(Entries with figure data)
········
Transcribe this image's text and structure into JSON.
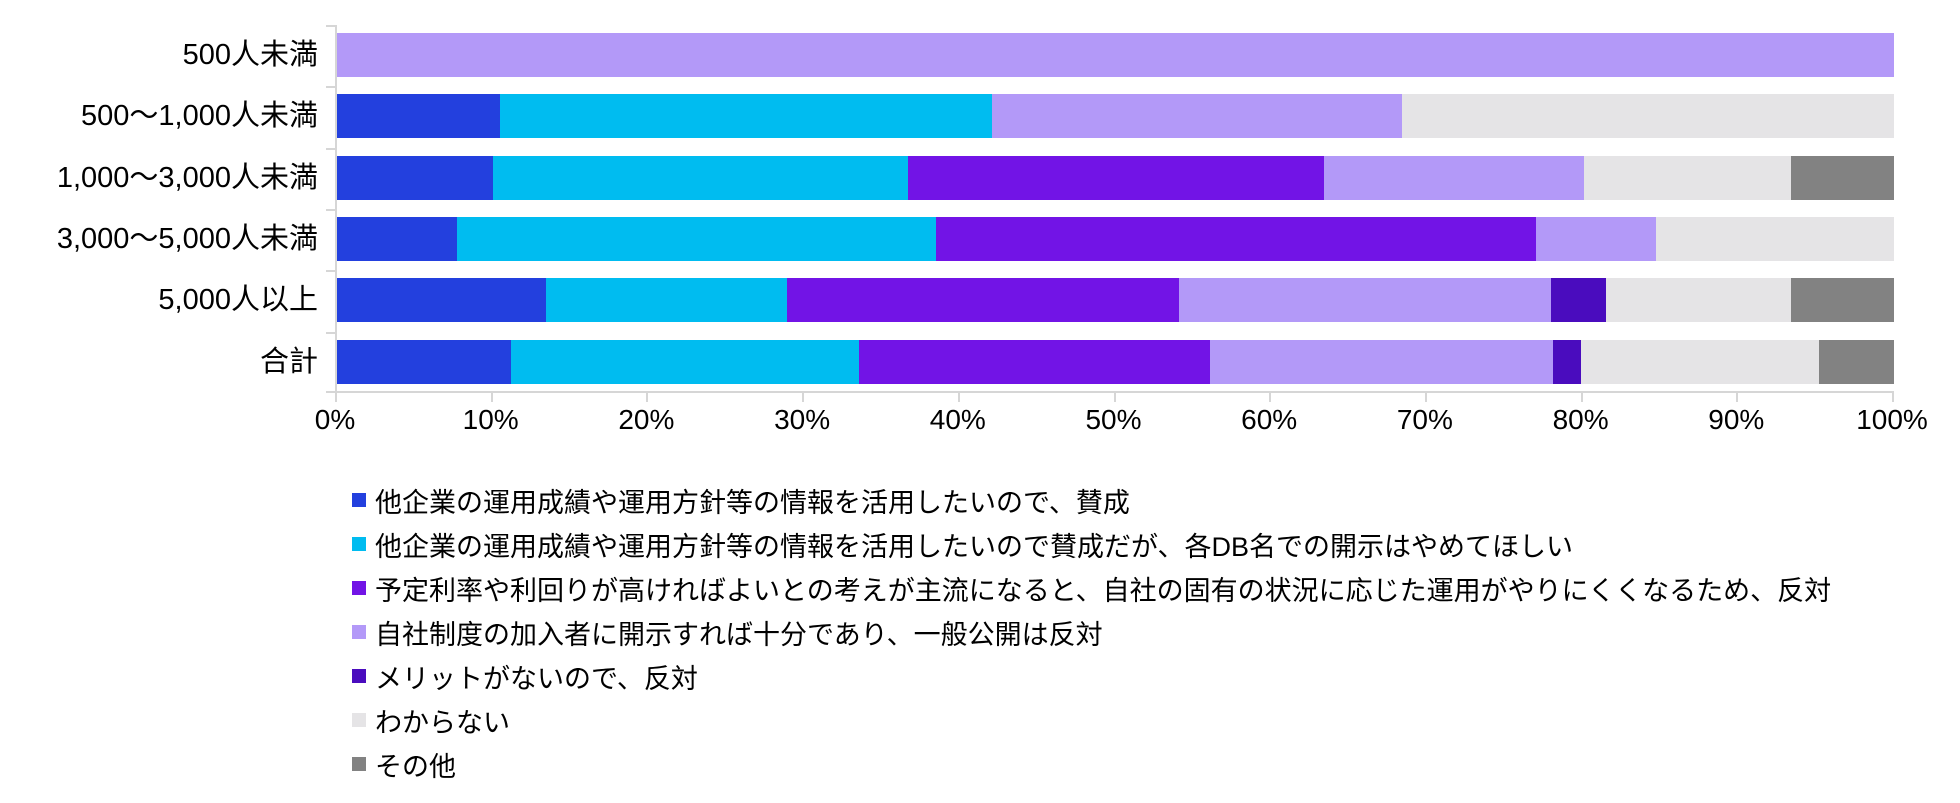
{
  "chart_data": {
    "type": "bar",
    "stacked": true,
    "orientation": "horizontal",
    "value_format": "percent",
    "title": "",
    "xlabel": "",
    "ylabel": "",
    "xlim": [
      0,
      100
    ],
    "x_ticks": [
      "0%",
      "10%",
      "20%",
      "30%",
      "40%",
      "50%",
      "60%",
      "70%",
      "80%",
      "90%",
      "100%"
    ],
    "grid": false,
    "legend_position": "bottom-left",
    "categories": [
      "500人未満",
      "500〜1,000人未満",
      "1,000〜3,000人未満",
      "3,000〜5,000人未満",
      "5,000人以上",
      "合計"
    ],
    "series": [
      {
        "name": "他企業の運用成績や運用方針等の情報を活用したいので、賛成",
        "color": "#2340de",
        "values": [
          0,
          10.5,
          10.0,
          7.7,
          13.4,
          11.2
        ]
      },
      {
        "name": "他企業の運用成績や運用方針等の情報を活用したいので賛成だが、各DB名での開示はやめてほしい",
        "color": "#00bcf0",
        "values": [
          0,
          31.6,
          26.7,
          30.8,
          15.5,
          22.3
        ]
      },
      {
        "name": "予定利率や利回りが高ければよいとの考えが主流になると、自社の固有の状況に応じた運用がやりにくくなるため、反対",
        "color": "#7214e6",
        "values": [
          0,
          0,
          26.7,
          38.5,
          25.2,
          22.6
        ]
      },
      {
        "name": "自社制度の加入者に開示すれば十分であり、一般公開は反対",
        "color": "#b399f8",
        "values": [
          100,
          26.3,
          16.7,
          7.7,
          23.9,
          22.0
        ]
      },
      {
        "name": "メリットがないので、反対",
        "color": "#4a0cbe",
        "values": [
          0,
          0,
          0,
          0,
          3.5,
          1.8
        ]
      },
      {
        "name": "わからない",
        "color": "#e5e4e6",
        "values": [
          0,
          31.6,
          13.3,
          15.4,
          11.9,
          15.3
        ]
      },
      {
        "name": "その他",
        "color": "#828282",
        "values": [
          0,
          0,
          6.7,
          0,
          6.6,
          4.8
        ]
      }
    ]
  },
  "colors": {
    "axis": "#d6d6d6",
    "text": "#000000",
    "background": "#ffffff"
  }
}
········
Goal:
Say how many lines contain "text", and give nothing but that number.

Task answer:
2